■ THE REQUEST:
Every line of the material is to be quoted verbatim, minus the pictures.

■ RECORDS SUPPLIED:
☆ ☆ ☆ ☆ ☆ ☆ ☆
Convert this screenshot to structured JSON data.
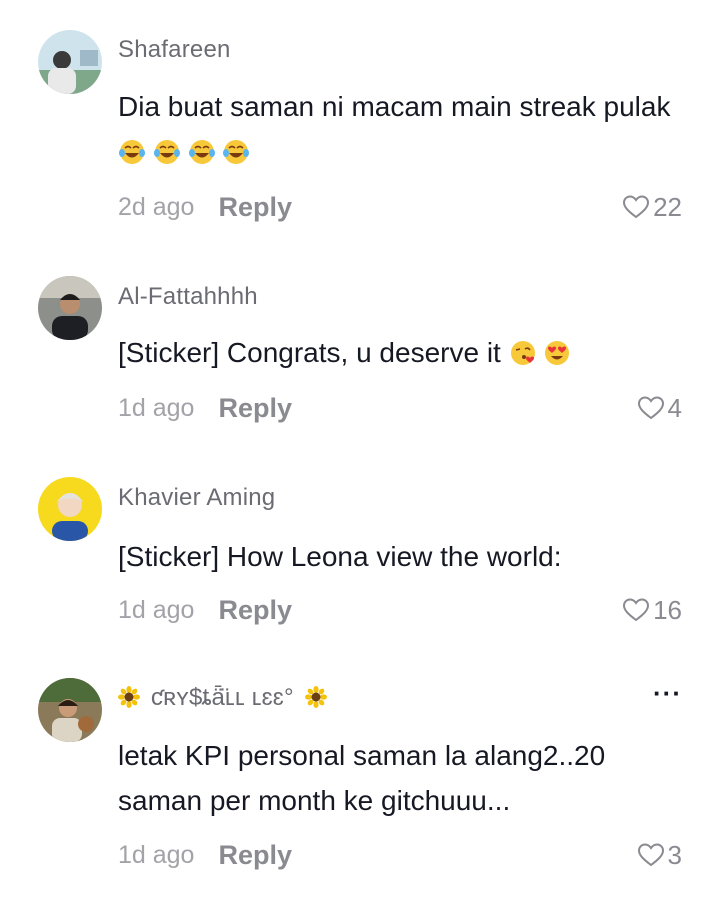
{
  "comments": [
    {
      "username": "Shafareen",
      "text": "Dia buat saman ni macam main streak pulak",
      "emojis": [
        "laughing-tears-emoji",
        "laughing-tears-emoji",
        "laughing-tears-emoji",
        "laughing-tears-emoji"
      ],
      "time": "2d ago",
      "reply_label": "Reply",
      "likes": "22"
    },
    {
      "username": "Al-Fattahhhh",
      "text": "[Sticker] Congrats, u deserve it",
      "emojis": [
        "kiss-emoji",
        "heart-eyes-emoji"
      ],
      "time": "1d ago",
      "reply_label": "Reply",
      "likes": "4"
    },
    {
      "username": "Khavier Aming",
      "text": "[Sticker] How Leona view the world:",
      "time": "1d ago",
      "reply_label": "Reply",
      "likes": "16"
    },
    {
      "username": "ƈʀʏ$ȶǟ̈ʟʟ ʟɛɛ°",
      "username_decor": "sunflower-emoji",
      "text_line1": "letak KPI personal saman la alang2..20",
      "text_line2": "saman per month ke gitchuuu...",
      "more_label": "···",
      "time": "1d ago",
      "reply_label": "Reply",
      "likes": "3"
    }
  ],
  "colors": {
    "text": "#161823",
    "username": "#6b6b73",
    "muted": "#a2a2a8",
    "reply": "#8a8a91"
  }
}
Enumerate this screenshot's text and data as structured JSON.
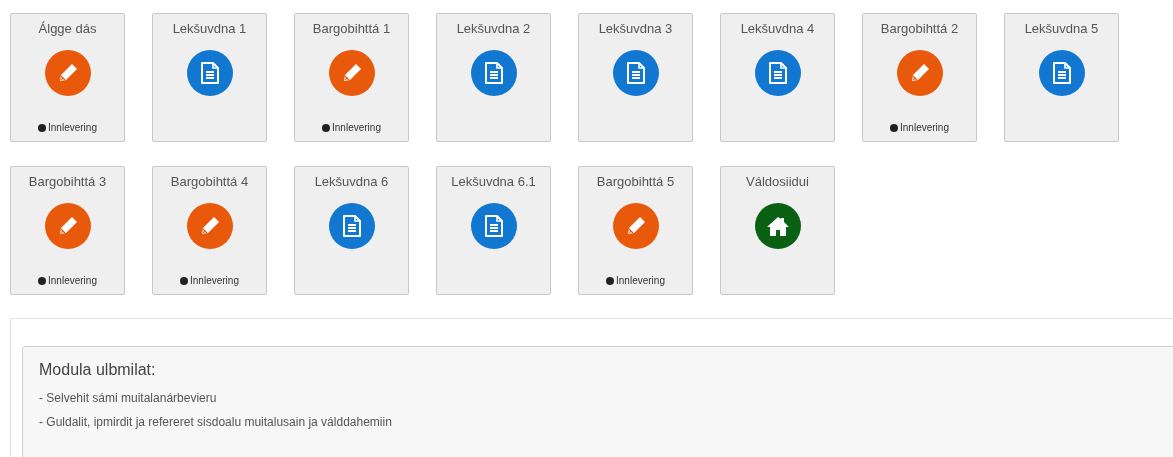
{
  "tiles": [
    {
      "title": "Álgge dás",
      "kind": "assignment",
      "status": "Innlevering"
    },
    {
      "title": "Lekšuvdna 1",
      "kind": "document"
    },
    {
      "title": "Bargobihttá 1",
      "kind": "assignment",
      "status": "Innlevering"
    },
    {
      "title": "Lekšuvdna 2",
      "kind": "document"
    },
    {
      "title": "Lekšuvdna 3",
      "kind": "document"
    },
    {
      "title": "Lekšuvdna 4",
      "kind": "document"
    },
    {
      "title": "Bargobihttá 2",
      "kind": "assignment",
      "status": "Innlevering"
    },
    {
      "title": "Lekšuvdna 5",
      "kind": "document"
    },
    {
      "title": "Bargobihttá 3",
      "kind": "assignment",
      "status": "Innlevering"
    },
    {
      "title": "Bargobihttá 4",
      "kind": "assignment",
      "status": "Innlevering"
    },
    {
      "title": "Lekšuvdna 6",
      "kind": "document"
    },
    {
      "title": "Lekšuvdna 6.1",
      "kind": "document"
    },
    {
      "title": "Bargobihttá 5",
      "kind": "assignment",
      "status": "Innlevering"
    },
    {
      "title": "Váldosiidui",
      "kind": "home"
    }
  ],
  "module_goals": {
    "heading": "Modula ulbmilat:",
    "items": [
      "- Selvehit sámi muitalanárbevieru",
      "- Guldalit, ipmirdit ja refereret sisdoalu muitalusain ja válddahemiin"
    ]
  }
}
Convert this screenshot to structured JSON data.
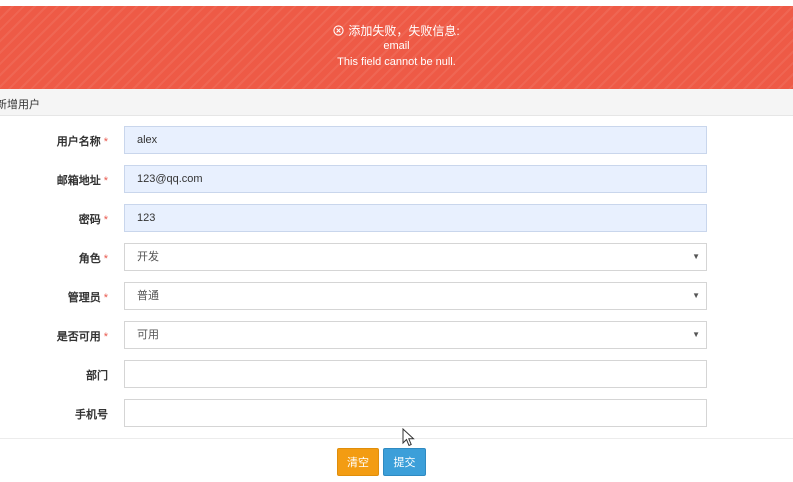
{
  "alert": {
    "message": "添加失败，失败信息:",
    "field": "email",
    "detail": "This field cannot be null.",
    "icon": "close-circle-icon"
  },
  "panel": {
    "title": "新增用户"
  },
  "form": {
    "username": {
      "label": "用户名称",
      "required": "*",
      "value": "alex"
    },
    "email": {
      "label": "邮箱地址",
      "required": "*",
      "value": "123@qq.com"
    },
    "password": {
      "label": "密码",
      "required": "*",
      "value": "123"
    },
    "role": {
      "label": "角色",
      "required": "*",
      "value": "开发"
    },
    "admin": {
      "label": "管理员",
      "required": "*",
      "value": "普通"
    },
    "enabled": {
      "label": "是否可用",
      "required": "*",
      "value": "可用"
    },
    "department": {
      "label": "部门",
      "value": ""
    },
    "phone": {
      "label": "手机号",
      "value": ""
    }
  },
  "buttons": {
    "clear": "清空",
    "submit": "提交"
  },
  "colors": {
    "alert_bg": "#ee5a46",
    "autofill_bg": "#e8f0fe",
    "required": "#e85a4f",
    "clear_btn": "#f39c12",
    "submit_btn": "#3c9fd9"
  }
}
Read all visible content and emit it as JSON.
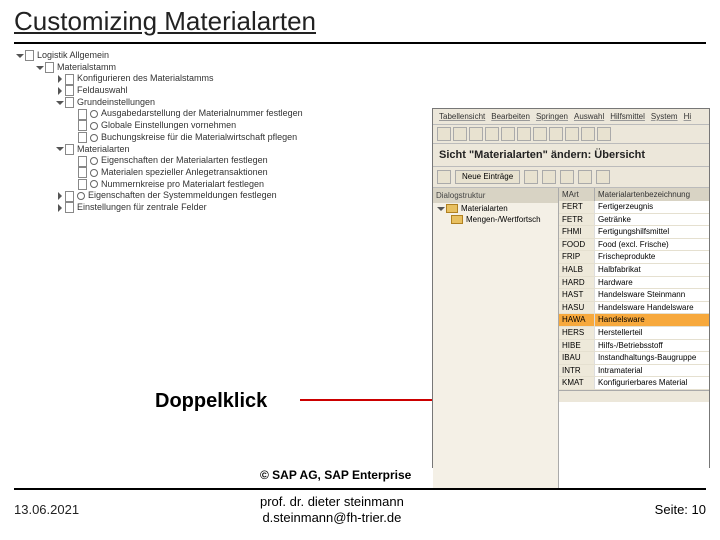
{
  "title": "Customizing Materialarten",
  "tree": {
    "r0": "Logistik Allgemein",
    "r1": "Materialstamm",
    "r2": "Konfigurieren des Materialstamms",
    "r3": "Feldauswahl",
    "r4": "Grundeinstellungen",
    "r5": "Ausgabedarstellung der Materialnummer festlegen",
    "r6": "Globale Einstellungen vornehmen",
    "r7": "Buchungskreise für die Materialwirtschaft pflegen",
    "r8": "Materialarten",
    "r9": "Eigenschaften der Materialarten festlegen",
    "r10": "Materialen spezieller Anlegetransaktionen",
    "r11": "Nummernkreise pro Materialart festlegen",
    "r12": "Eigenschaften der Systemmeldungen festlegen",
    "r13": "Einstellungen für zentrale Felder"
  },
  "doppelklick": "Doppelklick",
  "sap": {
    "menu": [
      "Tabellensicht",
      "Bearbeiten",
      "Springen",
      "Auswahl",
      "Hilfsmittel",
      "System",
      "Hi"
    ],
    "heading": "Sicht \"Materialarten\" ändern: Übersicht",
    "neulabel": "Neue Einträge",
    "dlg_header": "Dialogstruktur",
    "dlg_row1": "Materialarten",
    "dlg_row2": "Mengen-/Wertfortsch",
    "grid_h1": "MArt",
    "grid_h2": "Materialartenbezeichnung",
    "rows": [
      {
        "c1": "FERT",
        "c2": "Fertigerzeugnis"
      },
      {
        "c1": "FETR",
        "c2": "Getränke"
      },
      {
        "c1": "FHMI",
        "c2": "Fertigungshilfsmittel"
      },
      {
        "c1": "FOOD",
        "c2": "Food (excl. Frische)"
      },
      {
        "c1": "FRIP",
        "c2": "Frischeprodukte"
      },
      {
        "c1": "HALB",
        "c2": "Halbfabrikat"
      },
      {
        "c1": "HARD",
        "c2": "Hardware"
      },
      {
        "c1": "HAST",
        "c2": "Handelsware Steinmann"
      },
      {
        "c1": "HASU",
        "c2": "Handelsware Handelsware"
      },
      {
        "c1": "HAWA",
        "c2": "Handelsware"
      },
      {
        "c1": "HERS",
        "c2": "Herstellerteil"
      },
      {
        "c1": "HIBE",
        "c2": "Hilfs-/Betriebsstoff"
      },
      {
        "c1": "IBAU",
        "c2": "Instandhaltungs-Baugruppe"
      },
      {
        "c1": "INTR",
        "c2": "Intramaterial"
      },
      {
        "c1": "KMAT",
        "c2": "Konfigurierbares Material"
      }
    ]
  },
  "footer": {
    "copyright": "© SAP AG, SAP Enterprise",
    "date": "13.06.2021",
    "prof1": "prof. dr. dieter steinmann",
    "prof2": "d.steinmann@fh-trier.de",
    "seite": "Seite: 10"
  }
}
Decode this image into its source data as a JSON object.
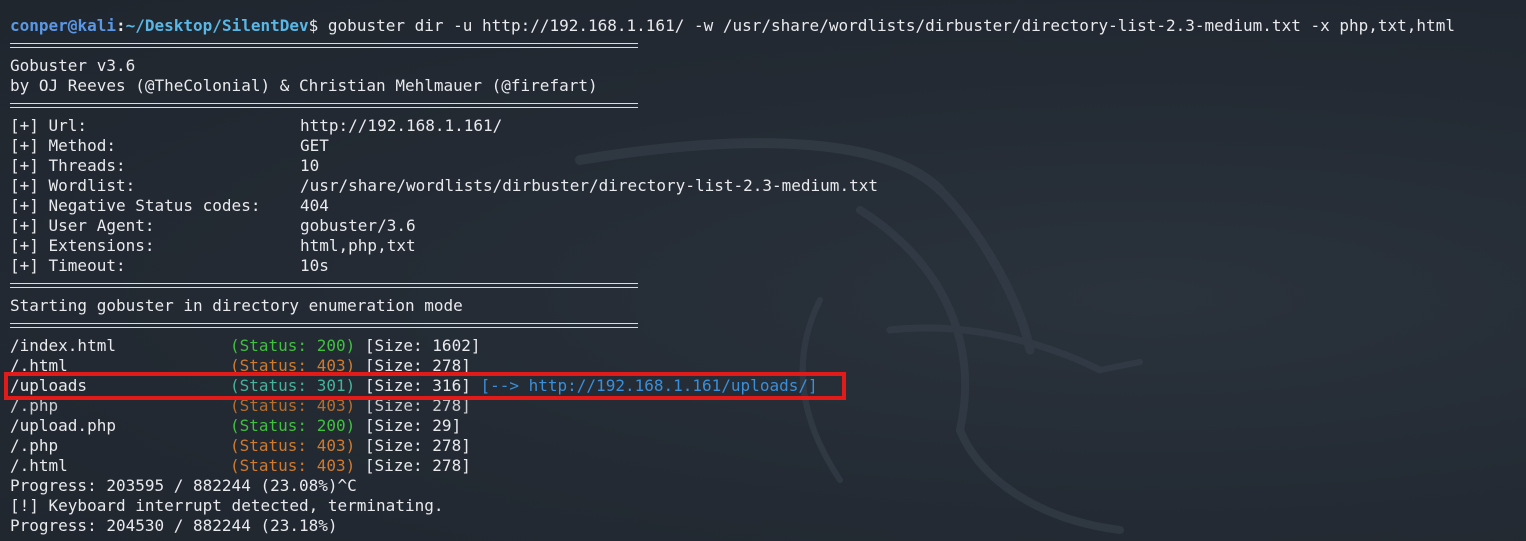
☆ ☆ ☆ ☆ ☆ ☆ ☆
■ SOLUTION:
Convert this screenshot to structured JSON data.
{
  "comments": [
    {
      "username": "Shafareen",
      "text": "Dia buat saman ni macam main streak pulak",
      "emojis": [
        "laughing-tears-emoji",
        "laughing-tears-emoji",
        "laughing-tears-emoji",
        "laughing-tears-emoji"
      ],
      "time": "2d ago",
      "reply_label": "Reply",
      "likes": "22"
    },
    {
      "username": "Al-Fattahhhh",
      "text": "[Sticker] Congrats, u deserve it",
      "emojis": [
        "kiss-emoji",
        "heart-eyes-emoji"
      ],
      "time": "1d ago",
      "reply_label": "Reply",
      "likes": "4"
    },
    {
      "username": "Khavier Aming",
      "text": "[Sticker] How Leona view the world:",
      "time": "1d ago",
      "reply_label": "Reply",
      "likes": "16"
    },
    {
      "username": "ƈʀʏ$ȶǟ̈ʟʟ ʟɛɛ°",
      "username_decor": "sunflower-emoji",
      "text_line1": "letak KPI personal saman la alang2..20",
      "text_line2": "saman per month ke gitchuuu...",
      "more_label": "···",
      "time": "1d ago",
      "reply_label": "Reply",
      "likes": "3"
    }
  ],
  "colors": {
    "text": "#161823",
    "username": "#6b6b73",
    "muted": "#a2a2a8",
    "reply": "#8a8a91"
  }
}
Enumerate this screenshot's text and data as structured JSON.
{
  "tiles": [
    {
      "title": "Álgge dás",
      "kind": "assignment",
      "status": "Innlevering"
    },
    {
      "title": "Lekšuvdna 1",
      "kind": "document"
    },
    {
      "title": "Bargobihttá 1",
      "kind": "assignment",
      "status": "Innlevering"
    },
    {
      "title": "Lekšuvdna 2",
      "kind": "document"
    },
    {
      "title": "Lekšuvdna 3",
      "kind": "document"
    },
    {
      "title": "Lekšuvdna 4",
      "kind": "document"
    },
    {
      "title": "Bargobihttá 2",
      "kind": "assignment",
      "status": "Innlevering"
    },
    {
      "title": "Lekšuvdna 5",
      "kind": "document"
    },
    {
      "title": "Bargobihttá 3",
      "kind": "assignment",
      "status": "Innlevering"
    },
    {
      "title": "Bargobihttá 4",
      "kind": "assignment",
      "status": "Innlevering"
    },
    {
      "title": "Lekšuvdna 6",
      "kind": "document"
    },
    {
      "title": "Lekšuvdna 6.1",
      "kind": "document"
    },
    {
      "title": "Bargobihttá 5",
      "kind": "assignment",
      "status": "Innlevering"
    },
    {
      "title": "Váldosiidui",
      "kind": "home"
    }
  ],
  "module_goals": {
    "heading": "Modula ulbmilat:",
    "items": [
      "- Selvehit sámi muitalanárbevieru",
      "- Guldalit, ipmirdit ja refereret sisdoalu muitalusain ja válddahemiin"
    ]
  }
}
Convert this screenshot to structured JSON data.
{
  "alert": {
    "message": "添加失败，失败信息:",
    "field": "email",
    "detail": "This field cannot be null.",
    "icon": "close-circle-icon"
  },
  "panel": {
    "title": "新增用户"
  },
  "form": {
    "username": {
      "label": "用户名称",
      "required": "*",
      "value": "alex"
    },
    "email": {
      "label": "邮箱地址",
      "required": "*",
      "value": "123@qq.com"
    },
    "password": {
      "label": "密码",
      "required": "*",
      "value": "123"
    },
    "role": {
      "label": "角色",
      "required": "*",
      "value": "开发"
    },
    "admin": {
      "label": "管理员",
      "required": "*",
      "value": "普通"
    },
    "enabled": {
      "label": "是否可用",
      "required": "*",
      "value": "可用"
    },
    "department": {
      "label": "部门",
      "value": ""
    },
    "phone": {
      "label": "手机号",
      "value": ""
    }
  },
  "buttons": {
    "clear": "清空",
    "submit": "提交"
  },
  "colors": {
    "alert_bg": "#ee5a46",
    "autofill_bg": "#e8f0fe",
    "required": "#e85a4f",
    "clear_btn": "#f39c12",
    "submit_btn": "#3c9fd9"
  }
}
Read all visible content and emit it as JSON.
{
  "title": "Customizing Materialarten",
  "tree": {
    "r0": "Logistik Allgemein",
    "r1": "Materialstamm",
    "r2": "Konfigurieren des Materialstamms",
    "r3": "Feldauswahl",
    "r4": "Grundeinstellungen",
    "r5": "Ausgabedarstellung der Materialnummer festlegen",
    "r6": "Globale Einstellungen vornehmen",
    "r7": "Buchungskreise für die Materialwirtschaft pflegen",
    "r8": "Materialarten",
    "r9": "Eigenschaften der Materialarten festlegen",
    "r10": "Materialen spezieller Anlegetransaktionen",
    "r11": "Nummernkreise pro Materialart festlegen",
    "r12": "Eigenschaften der Systemmeldungen festlegen",
    "r13": "Einstellungen für zentrale Felder"
  },
  "doppelklick": "Doppelklick",
  "sap": {
    "menu": [
      "Tabellensicht",
      "Bearbeiten",
      "Springen",
      "Auswahl",
      "Hilfsmittel",
      "System",
      "Hi"
    ],
    "heading": "Sicht \"Materialarten\" ändern: Übersicht",
    "neulabel": "Neue Einträge",
    "dlg_header": "Dialogstruktur",
    "dlg_row1": "Materialarten",
    "dlg_row2": "Mengen-/Wertfortsch",
    "grid_h1": "MArt",
    "grid_h2": "Materialartenbezeichnung",
    "rows": [
      {
        "c1": "FERT",
        "c2": "Fertigerzeugnis"
      },
      {
        "c1": "FETR",
        "c2": "Getränke"
      },
      {
        "c1": "FHMI",
        "c2": "Fertigungshilfsmittel"
      },
      {
        "c1": "FOOD",
        "c2": "Food (excl. Frische)"
      },
      {
        "c1": "FRIP",
        "c2": "Frischeprodukte"
      },
      {
        "c1": "HALB",
        "c2": "Halbfabrikat"
      },
      {
        "c1": "HARD",
        "c2": "Hardware"
      },
      {
        "c1": "HAST",
        "c2": "Handelsware Steinmann"
      },
      {
        "c1": "HASU",
        "c2": "Handelsware Handelsware"
      },
      {
        "c1": "HAWA",
        "c2": "Handelsware"
      },
      {
        "c1": "HERS",
        "c2": "Herstellerteil"
      },
      {
        "c1": "HIBE",
        "c2": "Hilfs-/Betriebsstoff"
      },
      {
        "c1": "IBAU",
        "c2": "Instandhaltungs-Baugruppe"
      },
      {
        "c1": "INTR",
        "c2": "Intramaterial"
      },
      {
        "c1": "KMAT",
        "c2": "Konfigurierbares Material"
      }
    ]
  },
  "footer": {
    "copyright": "© SAP AG, SAP Enterprise",
    "date": "13.06.2021",
    "prof1": "prof. dr. dieter steinmann",
    "prof2": "d.steinmann@fh-trier.de",
    "seite": "Seite: 10"
  }
}
Decode this image into its source data as a JSON object.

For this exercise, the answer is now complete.